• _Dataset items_
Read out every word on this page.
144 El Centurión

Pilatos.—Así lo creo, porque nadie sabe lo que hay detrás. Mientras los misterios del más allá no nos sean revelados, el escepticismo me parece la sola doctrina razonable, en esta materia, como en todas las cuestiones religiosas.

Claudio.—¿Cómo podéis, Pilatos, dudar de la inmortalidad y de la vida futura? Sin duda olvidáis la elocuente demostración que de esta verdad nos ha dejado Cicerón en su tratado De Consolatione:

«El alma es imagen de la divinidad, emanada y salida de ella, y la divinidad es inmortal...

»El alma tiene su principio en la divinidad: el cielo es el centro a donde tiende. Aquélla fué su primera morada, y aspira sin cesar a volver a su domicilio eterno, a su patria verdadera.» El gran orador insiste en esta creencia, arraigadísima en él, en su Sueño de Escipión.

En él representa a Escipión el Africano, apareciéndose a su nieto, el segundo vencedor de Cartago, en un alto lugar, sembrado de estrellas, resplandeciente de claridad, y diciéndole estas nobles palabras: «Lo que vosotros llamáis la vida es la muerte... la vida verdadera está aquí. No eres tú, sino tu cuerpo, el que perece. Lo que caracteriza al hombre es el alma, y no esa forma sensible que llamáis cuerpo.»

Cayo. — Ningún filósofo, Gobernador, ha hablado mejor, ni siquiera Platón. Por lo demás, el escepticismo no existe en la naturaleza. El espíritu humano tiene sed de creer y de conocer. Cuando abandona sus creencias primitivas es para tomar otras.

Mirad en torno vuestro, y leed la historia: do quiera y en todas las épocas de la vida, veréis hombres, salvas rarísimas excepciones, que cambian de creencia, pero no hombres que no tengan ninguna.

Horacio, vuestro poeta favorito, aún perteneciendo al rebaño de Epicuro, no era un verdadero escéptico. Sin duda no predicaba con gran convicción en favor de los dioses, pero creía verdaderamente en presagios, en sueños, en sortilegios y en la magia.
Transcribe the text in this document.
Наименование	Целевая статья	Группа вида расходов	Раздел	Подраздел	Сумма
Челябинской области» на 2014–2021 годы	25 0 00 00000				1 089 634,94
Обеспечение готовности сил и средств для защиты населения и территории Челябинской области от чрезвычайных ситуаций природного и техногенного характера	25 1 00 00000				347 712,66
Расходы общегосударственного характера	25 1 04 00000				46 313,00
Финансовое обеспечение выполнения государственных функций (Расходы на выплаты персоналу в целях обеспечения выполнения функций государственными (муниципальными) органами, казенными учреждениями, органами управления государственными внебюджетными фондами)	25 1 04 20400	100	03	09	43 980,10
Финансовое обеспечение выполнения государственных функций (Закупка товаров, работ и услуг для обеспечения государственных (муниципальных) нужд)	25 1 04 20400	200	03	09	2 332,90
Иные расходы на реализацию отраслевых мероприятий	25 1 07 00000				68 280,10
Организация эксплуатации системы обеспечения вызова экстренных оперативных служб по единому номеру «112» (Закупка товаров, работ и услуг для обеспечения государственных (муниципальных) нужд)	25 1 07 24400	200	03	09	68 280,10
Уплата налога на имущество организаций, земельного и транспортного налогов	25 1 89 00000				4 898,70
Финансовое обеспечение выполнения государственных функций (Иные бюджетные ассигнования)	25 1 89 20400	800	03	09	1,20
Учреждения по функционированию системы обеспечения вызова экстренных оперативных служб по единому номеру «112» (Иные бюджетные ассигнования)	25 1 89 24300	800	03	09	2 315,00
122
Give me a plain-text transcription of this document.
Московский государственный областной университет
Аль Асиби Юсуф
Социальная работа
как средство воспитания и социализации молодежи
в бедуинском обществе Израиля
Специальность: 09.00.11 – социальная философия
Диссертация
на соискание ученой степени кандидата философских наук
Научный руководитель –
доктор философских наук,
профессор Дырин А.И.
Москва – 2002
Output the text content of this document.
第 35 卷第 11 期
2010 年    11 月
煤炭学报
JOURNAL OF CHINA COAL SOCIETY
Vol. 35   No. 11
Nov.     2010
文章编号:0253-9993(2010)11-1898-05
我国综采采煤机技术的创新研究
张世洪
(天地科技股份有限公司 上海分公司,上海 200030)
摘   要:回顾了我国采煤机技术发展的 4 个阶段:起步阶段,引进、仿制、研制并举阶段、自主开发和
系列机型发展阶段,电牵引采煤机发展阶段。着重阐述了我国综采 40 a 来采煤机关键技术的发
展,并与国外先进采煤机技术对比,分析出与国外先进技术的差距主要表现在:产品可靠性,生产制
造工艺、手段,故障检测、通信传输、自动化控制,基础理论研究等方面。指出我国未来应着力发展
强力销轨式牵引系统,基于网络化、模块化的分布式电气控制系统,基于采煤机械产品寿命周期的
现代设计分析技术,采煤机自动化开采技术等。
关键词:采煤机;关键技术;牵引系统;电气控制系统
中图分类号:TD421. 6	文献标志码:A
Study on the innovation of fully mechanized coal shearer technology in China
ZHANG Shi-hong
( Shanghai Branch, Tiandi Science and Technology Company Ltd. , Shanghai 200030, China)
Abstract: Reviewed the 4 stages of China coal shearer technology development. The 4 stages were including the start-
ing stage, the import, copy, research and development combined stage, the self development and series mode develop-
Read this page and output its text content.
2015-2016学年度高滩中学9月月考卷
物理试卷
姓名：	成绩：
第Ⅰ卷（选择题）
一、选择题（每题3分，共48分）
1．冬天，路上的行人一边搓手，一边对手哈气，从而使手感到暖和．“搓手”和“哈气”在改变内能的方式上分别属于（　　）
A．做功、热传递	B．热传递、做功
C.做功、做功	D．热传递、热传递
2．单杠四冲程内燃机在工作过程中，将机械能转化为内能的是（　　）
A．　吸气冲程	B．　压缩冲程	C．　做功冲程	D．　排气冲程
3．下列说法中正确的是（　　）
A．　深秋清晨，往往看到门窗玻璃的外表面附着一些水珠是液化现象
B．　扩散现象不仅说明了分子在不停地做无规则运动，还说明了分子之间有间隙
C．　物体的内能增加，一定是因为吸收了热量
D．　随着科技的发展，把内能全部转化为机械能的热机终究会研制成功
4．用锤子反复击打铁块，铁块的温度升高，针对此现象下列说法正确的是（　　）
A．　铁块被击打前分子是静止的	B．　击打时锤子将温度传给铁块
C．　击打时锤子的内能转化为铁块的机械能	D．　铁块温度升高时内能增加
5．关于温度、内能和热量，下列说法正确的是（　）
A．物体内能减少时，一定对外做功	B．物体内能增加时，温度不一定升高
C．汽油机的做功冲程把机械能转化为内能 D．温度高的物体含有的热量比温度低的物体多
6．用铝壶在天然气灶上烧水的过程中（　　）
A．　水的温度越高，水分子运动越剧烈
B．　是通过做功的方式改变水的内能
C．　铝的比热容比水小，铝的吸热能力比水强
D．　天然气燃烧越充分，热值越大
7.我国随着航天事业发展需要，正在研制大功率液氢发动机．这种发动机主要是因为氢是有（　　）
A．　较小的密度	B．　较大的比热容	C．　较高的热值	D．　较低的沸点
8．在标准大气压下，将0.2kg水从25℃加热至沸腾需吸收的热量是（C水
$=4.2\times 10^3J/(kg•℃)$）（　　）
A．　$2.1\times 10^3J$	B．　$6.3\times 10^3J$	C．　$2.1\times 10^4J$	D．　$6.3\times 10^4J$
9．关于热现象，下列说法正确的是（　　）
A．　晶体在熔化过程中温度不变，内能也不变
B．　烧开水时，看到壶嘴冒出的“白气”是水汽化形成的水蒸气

• _Your task_
Pull every line containing "gran" out of the data above.

• _Task answer_
»El alma tiene su principio en la divinidad: el cielo es el centro a donde tiende. Aquélla fué su primera morada, y aspira sin cesar a volver a su domicilio eterno, a su patria verdadera.» El gran orador insiste en esta creencia, arraigadísima en él, en su Sueño de Escipión.
Horacio, vuestro poeta favorito, aún perteneciendo al rebaño de Epicuro, no era un verdadero escéptico. Sin duda no predicaba con gran convicción en favor de los dioses, pero creía verdaderamente en presagios, en sueños, en sortilegios y en la magia.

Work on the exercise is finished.